### What the task asks
Find each line containing the string "ASSEMBLE". Copy it.

### Task data
-- -- --
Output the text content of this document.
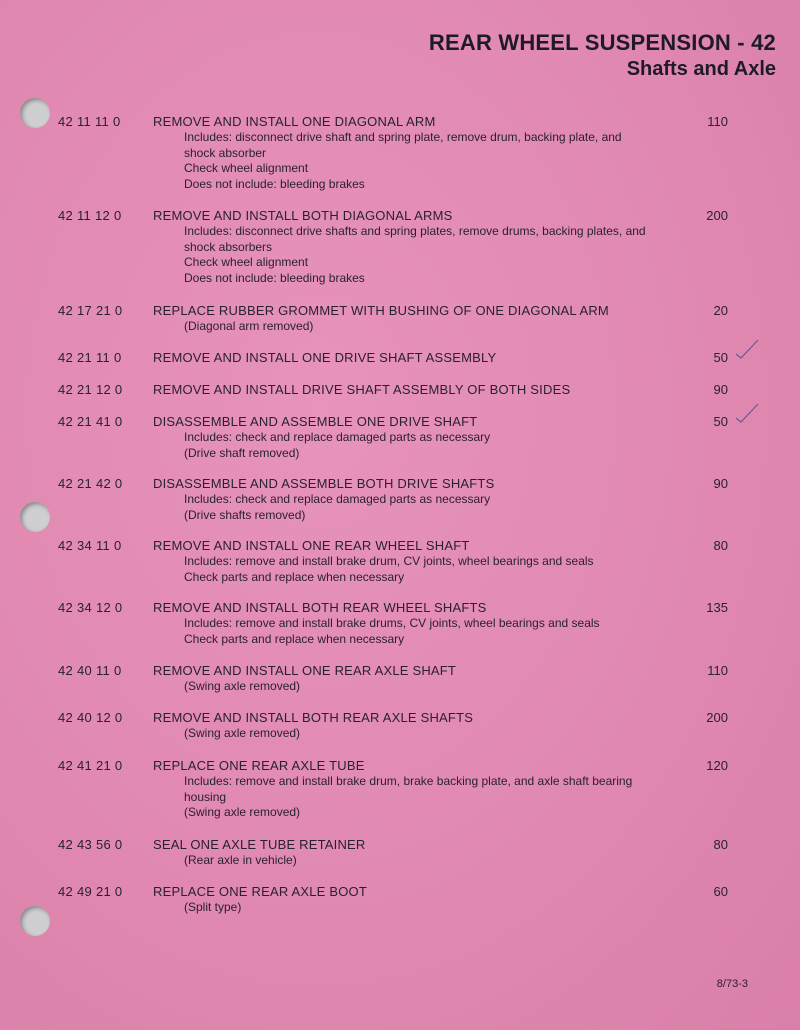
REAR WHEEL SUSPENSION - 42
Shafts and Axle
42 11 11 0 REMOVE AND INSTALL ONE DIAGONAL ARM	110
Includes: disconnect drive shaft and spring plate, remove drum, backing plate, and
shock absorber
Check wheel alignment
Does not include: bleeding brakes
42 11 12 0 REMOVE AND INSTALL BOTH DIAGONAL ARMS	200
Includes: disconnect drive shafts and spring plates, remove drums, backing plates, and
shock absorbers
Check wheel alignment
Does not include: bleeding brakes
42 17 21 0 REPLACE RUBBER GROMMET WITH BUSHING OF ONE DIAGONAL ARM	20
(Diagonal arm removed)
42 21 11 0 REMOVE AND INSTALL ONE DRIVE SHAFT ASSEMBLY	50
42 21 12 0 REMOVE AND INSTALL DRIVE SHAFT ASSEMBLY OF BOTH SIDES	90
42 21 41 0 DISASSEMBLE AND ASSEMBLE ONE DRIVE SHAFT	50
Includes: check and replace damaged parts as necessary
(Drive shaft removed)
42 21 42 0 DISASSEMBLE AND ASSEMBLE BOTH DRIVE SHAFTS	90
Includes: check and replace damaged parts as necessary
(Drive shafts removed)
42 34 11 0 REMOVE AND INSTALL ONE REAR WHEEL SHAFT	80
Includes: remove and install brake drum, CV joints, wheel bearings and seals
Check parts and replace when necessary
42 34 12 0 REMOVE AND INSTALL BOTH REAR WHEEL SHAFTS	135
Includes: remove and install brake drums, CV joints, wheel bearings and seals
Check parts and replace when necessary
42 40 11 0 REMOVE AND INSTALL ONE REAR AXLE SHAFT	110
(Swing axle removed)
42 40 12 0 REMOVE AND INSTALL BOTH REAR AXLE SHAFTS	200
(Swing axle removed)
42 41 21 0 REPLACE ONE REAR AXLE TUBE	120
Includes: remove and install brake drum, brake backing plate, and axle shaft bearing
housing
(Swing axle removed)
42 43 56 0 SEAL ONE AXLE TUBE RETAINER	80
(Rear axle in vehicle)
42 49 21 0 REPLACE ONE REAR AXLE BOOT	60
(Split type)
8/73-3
-- -- --
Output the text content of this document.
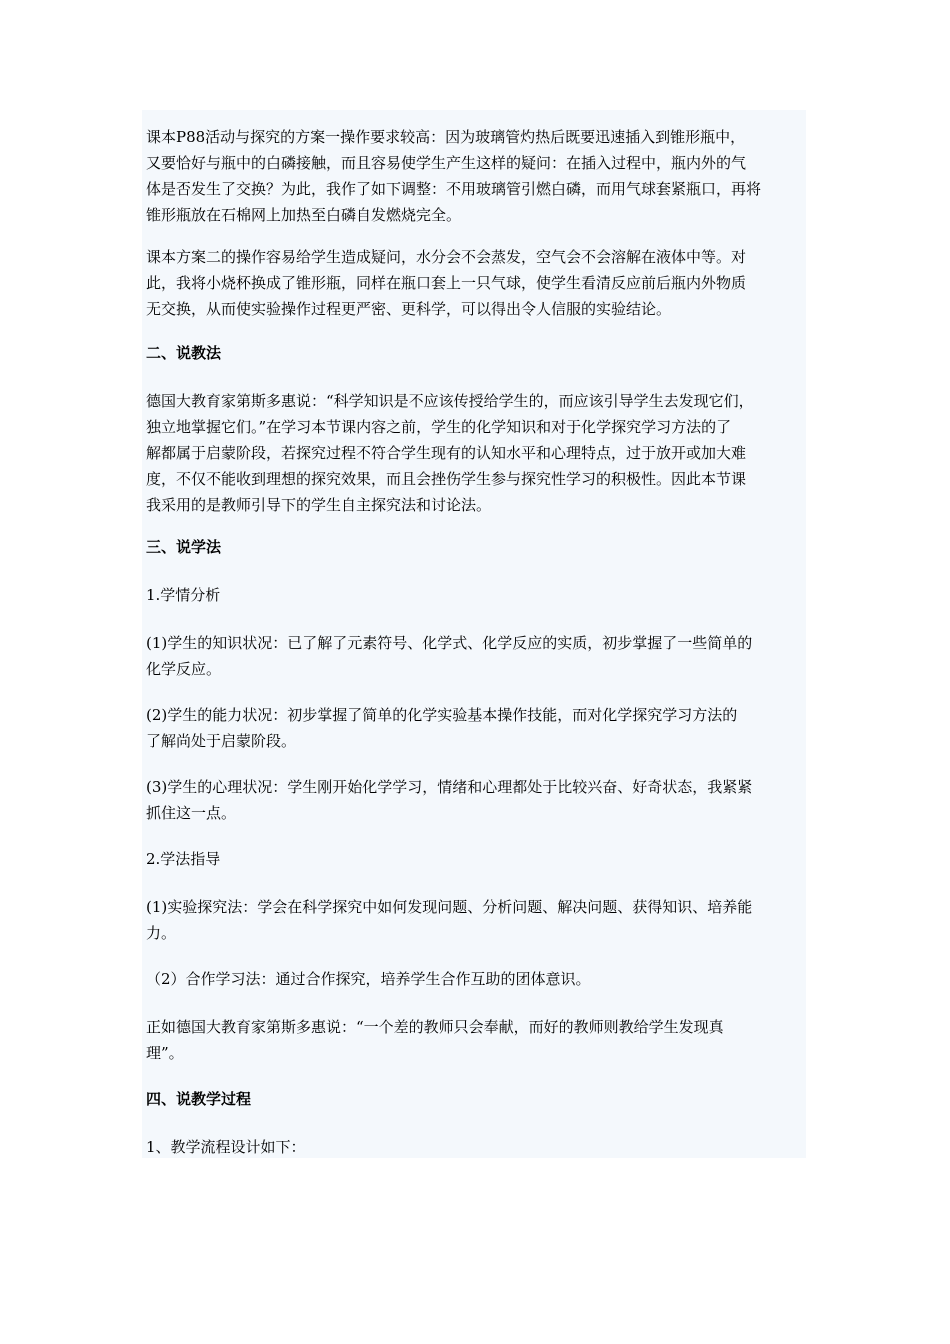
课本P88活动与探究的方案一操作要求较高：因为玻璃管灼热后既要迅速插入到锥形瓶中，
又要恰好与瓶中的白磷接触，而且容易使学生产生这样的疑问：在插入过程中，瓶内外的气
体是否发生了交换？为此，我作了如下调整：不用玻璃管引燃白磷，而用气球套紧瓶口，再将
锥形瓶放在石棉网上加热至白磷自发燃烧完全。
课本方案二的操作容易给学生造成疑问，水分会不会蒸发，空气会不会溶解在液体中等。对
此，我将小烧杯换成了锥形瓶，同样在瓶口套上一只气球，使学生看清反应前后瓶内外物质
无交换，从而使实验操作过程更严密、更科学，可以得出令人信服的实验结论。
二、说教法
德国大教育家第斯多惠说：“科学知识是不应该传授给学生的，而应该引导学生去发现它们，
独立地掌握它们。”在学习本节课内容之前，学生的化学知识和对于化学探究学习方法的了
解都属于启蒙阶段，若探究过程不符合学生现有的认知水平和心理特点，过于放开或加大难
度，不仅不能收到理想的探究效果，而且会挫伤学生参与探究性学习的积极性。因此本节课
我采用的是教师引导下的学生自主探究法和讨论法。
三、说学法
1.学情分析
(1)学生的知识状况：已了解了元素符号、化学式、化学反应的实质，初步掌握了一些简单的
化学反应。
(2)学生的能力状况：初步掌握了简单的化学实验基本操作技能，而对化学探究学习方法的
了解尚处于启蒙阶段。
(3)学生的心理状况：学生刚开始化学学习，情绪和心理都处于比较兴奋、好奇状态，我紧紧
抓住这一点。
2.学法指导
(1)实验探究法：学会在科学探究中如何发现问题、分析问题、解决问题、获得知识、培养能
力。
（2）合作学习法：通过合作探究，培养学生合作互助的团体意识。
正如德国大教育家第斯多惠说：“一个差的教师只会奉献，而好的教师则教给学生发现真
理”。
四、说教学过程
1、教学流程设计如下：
-- -- --
### Full answer
42 21 41 0 DISASSEMBLE AND ASSEMBLE ONE DRIVE SHAFT	50
42 21 42 0 DISASSEMBLE AND ASSEMBLE BOTH DRIVE SHAFTS	90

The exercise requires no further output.